- Set problem:
Retype the data below without altering anything.

━━━━

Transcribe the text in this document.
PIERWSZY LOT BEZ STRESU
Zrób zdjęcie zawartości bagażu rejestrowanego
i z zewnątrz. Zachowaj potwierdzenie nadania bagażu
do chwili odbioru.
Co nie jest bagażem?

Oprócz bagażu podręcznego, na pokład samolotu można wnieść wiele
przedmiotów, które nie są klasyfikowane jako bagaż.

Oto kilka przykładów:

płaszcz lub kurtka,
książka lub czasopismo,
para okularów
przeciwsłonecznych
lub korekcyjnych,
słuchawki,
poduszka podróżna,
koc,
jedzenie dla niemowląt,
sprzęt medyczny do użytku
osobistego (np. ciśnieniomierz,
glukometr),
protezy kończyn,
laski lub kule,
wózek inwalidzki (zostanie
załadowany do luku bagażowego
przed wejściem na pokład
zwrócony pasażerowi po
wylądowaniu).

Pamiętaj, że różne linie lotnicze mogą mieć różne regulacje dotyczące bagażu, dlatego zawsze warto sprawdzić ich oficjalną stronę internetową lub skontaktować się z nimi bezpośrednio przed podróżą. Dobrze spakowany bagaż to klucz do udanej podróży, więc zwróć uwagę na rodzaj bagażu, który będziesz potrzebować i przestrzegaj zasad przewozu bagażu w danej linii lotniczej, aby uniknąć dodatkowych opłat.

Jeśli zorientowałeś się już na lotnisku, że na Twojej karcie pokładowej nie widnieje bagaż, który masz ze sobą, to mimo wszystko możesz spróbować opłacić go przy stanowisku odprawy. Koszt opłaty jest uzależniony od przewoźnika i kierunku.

━━━━

- Final result:
Transcribe the text in this document.
PIERWSZY LOT BEZ STRESU
Zrób zdjęcie zawartości bagażu rejestrowanego
i z zewnątrz. Zachowaj potwierdzenie nadania bagażu
do chwili odbioru.
Co nie jest bagażem?

Oprócz bagażu podręcznego, na pokład samolotu można wnieść wiele
przedmiotów, które nie są klasyfikowane jako bagaż.

Oto kilka przykładów:

płaszcz lub kurtka,
książka lub czasopismo,
para okularów
przeciwsłonecznych
lub korekcyjnych,
słuchawki,
poduszka podróżna,
koc,
jedzenie dla niemowląt,
sprzęt medyczny do użytku
osobistego (np. ciśnieniomierz,
glukometr),
protezy kończyn,
laski lub kule,
wózek inwalidzki (zostanie
załadowany do luku bagażowego
przed wejściem na pokład
zwrócony pasażerowi po
wylądowaniu).

Pamiętaj, że różne linie lotnicze mogą mieć różne regulacje dotyczące bagażu, dlatego zawsze warto sprawdzić ich oficjalną stronę internetową lub skontaktować się z nimi bezpośrednio przed podróżą. Dobrze spakowany bagaż to klucz do udanej podróży, więc zwróć uwagę na rodzaj bagażu, który będziesz potrzebować i przestrzegaj zasad przewozu bagażu w danej linii lotniczej, aby uniknąć dodatkowych opłat.

Jeśli zorientowałeś się już na lotnisku, że na Twojej karcie pokładowej nie widnieje bagaż, który masz ze sobą, to mimo wszystko możesz spróbować opłacić go przy stanowisku odprawy. Koszt opłaty jest uzależniony od przewoźnika i kierunku.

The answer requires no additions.